* begin Provided records *

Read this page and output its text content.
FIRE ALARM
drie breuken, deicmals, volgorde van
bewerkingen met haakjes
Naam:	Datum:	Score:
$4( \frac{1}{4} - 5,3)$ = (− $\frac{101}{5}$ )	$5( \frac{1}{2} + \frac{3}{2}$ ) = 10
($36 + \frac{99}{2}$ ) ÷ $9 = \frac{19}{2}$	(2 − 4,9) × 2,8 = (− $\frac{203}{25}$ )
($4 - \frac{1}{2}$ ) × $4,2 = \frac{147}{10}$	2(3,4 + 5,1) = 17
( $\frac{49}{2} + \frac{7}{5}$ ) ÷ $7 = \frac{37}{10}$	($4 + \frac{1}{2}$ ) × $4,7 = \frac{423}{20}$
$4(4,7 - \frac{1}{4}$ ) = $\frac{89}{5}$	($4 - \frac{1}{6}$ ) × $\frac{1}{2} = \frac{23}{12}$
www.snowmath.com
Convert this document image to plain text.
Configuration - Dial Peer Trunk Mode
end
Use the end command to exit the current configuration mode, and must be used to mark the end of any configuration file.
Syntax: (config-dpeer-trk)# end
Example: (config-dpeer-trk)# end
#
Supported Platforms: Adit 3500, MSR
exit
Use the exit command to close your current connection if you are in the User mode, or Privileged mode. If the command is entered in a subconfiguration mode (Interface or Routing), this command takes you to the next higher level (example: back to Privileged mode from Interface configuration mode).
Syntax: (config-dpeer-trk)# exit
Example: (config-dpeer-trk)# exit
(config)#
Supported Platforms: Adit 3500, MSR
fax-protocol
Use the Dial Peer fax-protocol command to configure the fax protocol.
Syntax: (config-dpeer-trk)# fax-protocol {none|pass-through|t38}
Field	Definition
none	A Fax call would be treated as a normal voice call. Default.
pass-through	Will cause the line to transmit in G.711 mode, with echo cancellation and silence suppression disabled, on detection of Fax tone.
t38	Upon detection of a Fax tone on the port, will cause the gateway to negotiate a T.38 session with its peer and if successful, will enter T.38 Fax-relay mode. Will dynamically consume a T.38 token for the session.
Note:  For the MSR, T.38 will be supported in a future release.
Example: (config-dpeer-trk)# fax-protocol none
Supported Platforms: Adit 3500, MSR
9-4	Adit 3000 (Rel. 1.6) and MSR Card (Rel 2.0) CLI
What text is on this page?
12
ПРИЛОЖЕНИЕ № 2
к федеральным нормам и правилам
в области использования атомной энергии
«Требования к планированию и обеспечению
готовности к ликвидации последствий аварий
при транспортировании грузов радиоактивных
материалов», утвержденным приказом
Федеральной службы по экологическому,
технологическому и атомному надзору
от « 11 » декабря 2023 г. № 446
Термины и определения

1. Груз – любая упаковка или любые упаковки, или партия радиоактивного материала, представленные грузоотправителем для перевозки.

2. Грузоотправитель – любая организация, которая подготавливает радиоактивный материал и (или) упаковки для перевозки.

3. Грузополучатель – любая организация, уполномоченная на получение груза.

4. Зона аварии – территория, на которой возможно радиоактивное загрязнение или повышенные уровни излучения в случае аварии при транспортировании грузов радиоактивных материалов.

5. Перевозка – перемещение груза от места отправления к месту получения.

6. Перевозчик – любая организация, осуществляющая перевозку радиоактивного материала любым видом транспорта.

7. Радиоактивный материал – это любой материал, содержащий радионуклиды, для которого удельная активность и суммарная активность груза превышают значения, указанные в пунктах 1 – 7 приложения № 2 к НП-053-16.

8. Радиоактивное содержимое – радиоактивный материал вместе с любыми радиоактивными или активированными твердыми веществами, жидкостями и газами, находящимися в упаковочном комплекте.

* end Provided records *

▸ What you will do:
List the lines of the material in which the word "this" occurs.

▸ Task result:
Read this page and output its text content.
Convert this document image to plain text.
Use the exit command to close your current connection if you are in the User mode, or Privileged mode. If the command is entered in a subconfiguration mode (Interface or Routing), this command takes you to the next higher level (example: back to Privileged mode from Interface configuration mode).
What text is on this page?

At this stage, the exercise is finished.